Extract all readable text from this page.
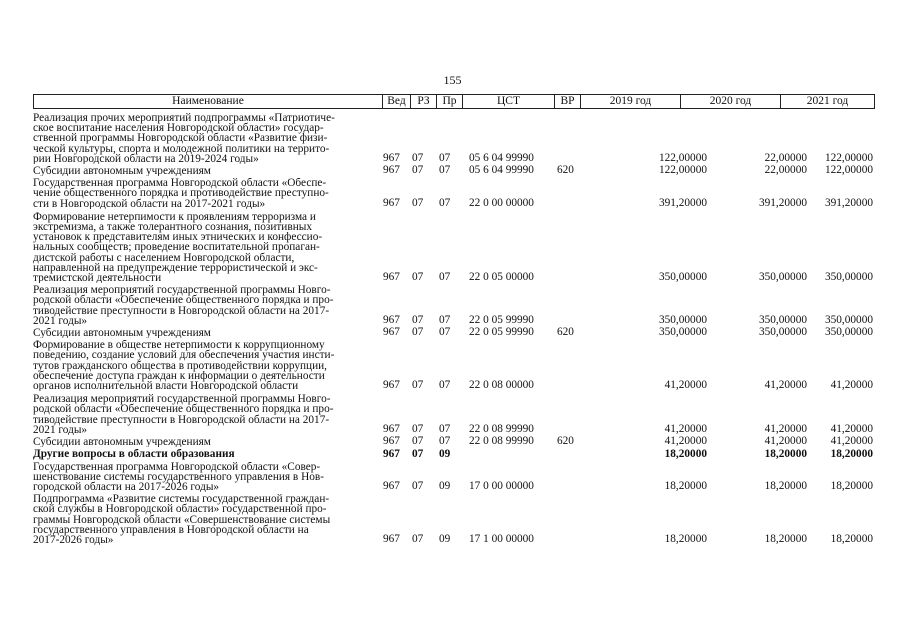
155
Наименование	Вед	РЗ	Пр	ЦСТ	ВР	2019 год	2020 год	2021 год
Реализация прочих мероприятий подпрограммы «Патриотиче-
ское воспитание населения Новгородской области» государ-
ственной программы Новгородской области «Развитие физи-
ческой культуры, спорта и молодежной политики на террито-
рии Новгородской области на 2019-2024 годы»	967 07 07 05 6 04 99990	122,00000	22,00000	122,00000
Субсидии автономным учреждениям	967 07 07 05 6 04 99990 620	122,00000	22,00000	122,00000
Государственная программа Новгородской области «Обеспе-
чение общественного порядка и противодействие преступно-
сти в Новгородской области на 2017-2021 годы»	967 07 07 22 0 00 00000	391,20000	391,20000	391,20000
Формирование нетерпимости к проявлениям терроризма и
экстремизма, а также толерантного сознания, позитивных
установок к представителям иных этнических и конфессио-
нальных сообществ; проведение воспитательной пропаган-
дистской работы с населением Новгородской области,
направленной на предупреждение террористической и экс-
тремистской деятельности	967 07 07 22 0 05 00000	350,00000	350,00000	350,00000
Реализация мероприятий государственной программы Новго-
родской области «Обеспечение общественного порядка и про-
тиводействие преступности в Новгородской области на 2017-
2021 годы»	967 07 07 22 0 05 99990	350,00000	350,00000	350,00000
Субсидии автономным учреждениям	967 07 07 22 0 05 99990 620	350,00000	350,00000	350,00000
Формирование в обществе нетерпимости к коррупционному
поведению, создание условий для обеспечения участия инсти-
тутов гражданского общества в противодействии коррупции,
обеспечение доступа граждан к информации о деятельности
органов исполнительной власти Новгородской области	967 07 07 22 0 08 00000	41,20000	41,20000	41,20000
Реализация мероприятий государственной программы Новго-
родской области «Обеспечение общественного порядка и про-
тиводействие преступности в Новгородской области на 2017-
2021 годы»	967 07 07 22 0 08 99990	41,20000	41,20000	41,20000
Субсидии автономным учреждениям	967 07 07 22 0 08 99990 620	41,20000	41,20000	41,20000
Другие вопросы в области образования	967 07 09	18,20000	18,20000	18,20000
Государственная программа Новгородской области «Совер-
шенствование системы государственного управления в Нов-
городской области на 2017-2026 годы»	967 07 09 17 0 00 00000	18,20000	18,20000	18,20000
Подпрограмма «Развитие системы государственной граждан-
ской службы в Новгородской области» государственной про-
граммы Новгородской области «Совершенствование системы
государственного управления в Новгородской области на
2017-2026 годы»	967 07 09 17 1 00 00000	18,20000	18,20000	18,20000
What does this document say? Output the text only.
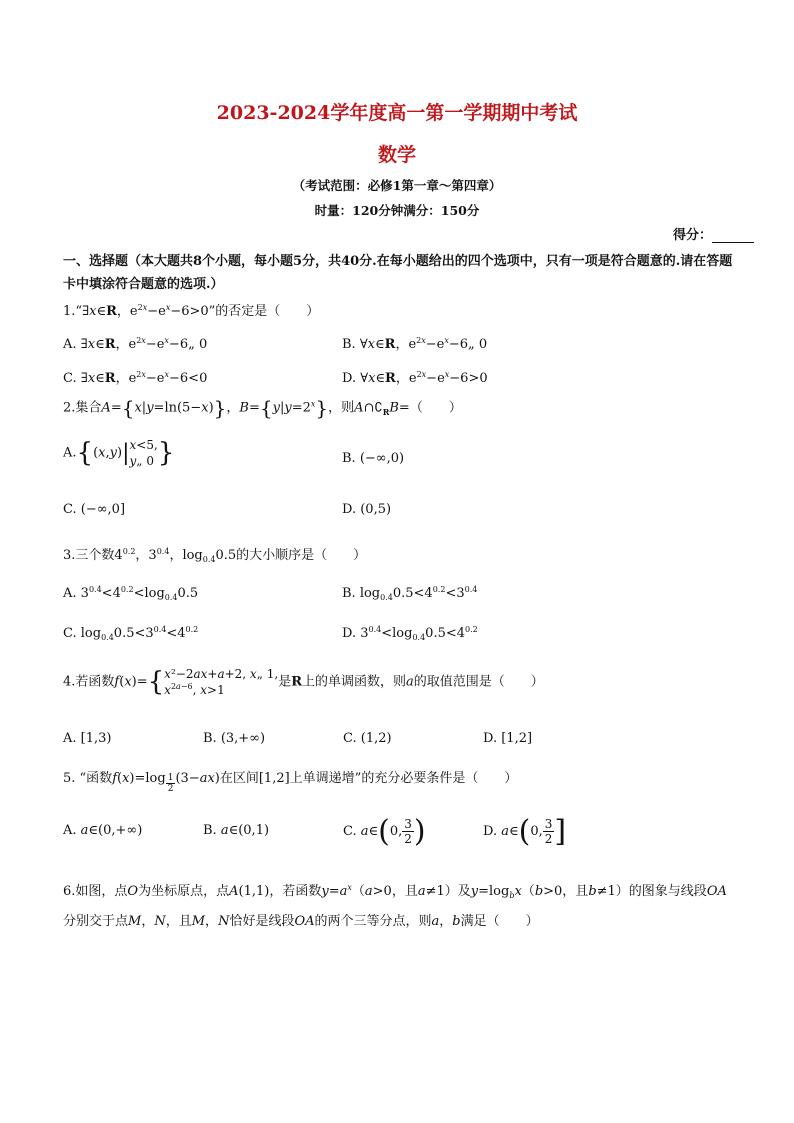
2023-2024学年度高一第一学期期中考试
数学
（考试范围：必修1第一章～第四章）
时量：120分钟满分：150分
得分：
一、选择题（本大题共8个小题，每小题5分，共40分.在每小题给出的四个选项中，只有一项是符合题意的.请在答题卡中填涂符合题意的选项.）
1.“∃x∈R，$e^{2x}-e^x-6>0$”的否定是（　　）
A. ∃x∈R，$e^{2x}-e^x-6„$ 0	B. ∀x∈R，$e^{2x}-e^x-6„$ 0
C. ∃x∈R，$e^{2x}-e^x-6<0$	D. ∀x∈R，$e^{2x}-e^x-6>0$
2.集合A={x|y=ln(5−x)}，$B=\{y|y=2^x\}$，则$A\cap∁_RB=$（　　）
A.{(x,y)|x<5,
y„ 0 }	B. (−∞,0)
C. (−∞,0]	D. (0,5)
3.三个数$4^{0.2}$，$3^{0.4}$，$\log_{0.4}0.5$的大小顺序是（　　）
A. $3^{0.4}<4^{0.2}<\log_{0.4}0.5$	B. $\log_{0.4}0.5<4^{0.2}<3^{0.4}$
C. $\log_{0.4}0.5<3^{0.4}<4^{0.2}$	D. $3^{0.4}<\log_{0.4}0.5<4^{0.2}$
4.若函数f(x)={x²−2ax+a+2, x„ 1,
$x^{2a-6}$, x>1是R上的单调函数，则a的取值范围是（　　）
A. [1,3)	B. (3,+∞)	C. (1,2)	D. [1,2]
5. “函数f(x)=log $_{\frac{1}{2}}$ (3−ax)在区间[1,2]上单调递增”的充分必要条件是（　　）
A. a∈(0,+∞)	B. a∈(0,1)	C. a∈(0, $\frac{3}{2}$ )	D. a∈(0, $\frac{3}{2}$ ]
6.如图，点O为坐标原点，点A(1,1)，若函数$y=a^x(a>0$，且a≠1）及$y=\log_bx(b>0$，且b≠1）的图象与线段OA分别交于点M，N，且M，N恰好是线段OA的两个三等分点，则a，b满足（　　）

WRITTEN PROBLEM:
Look through the entries above and report the number of lines that contain "this". Write only the number.

EXERCISE OUTPUT:
2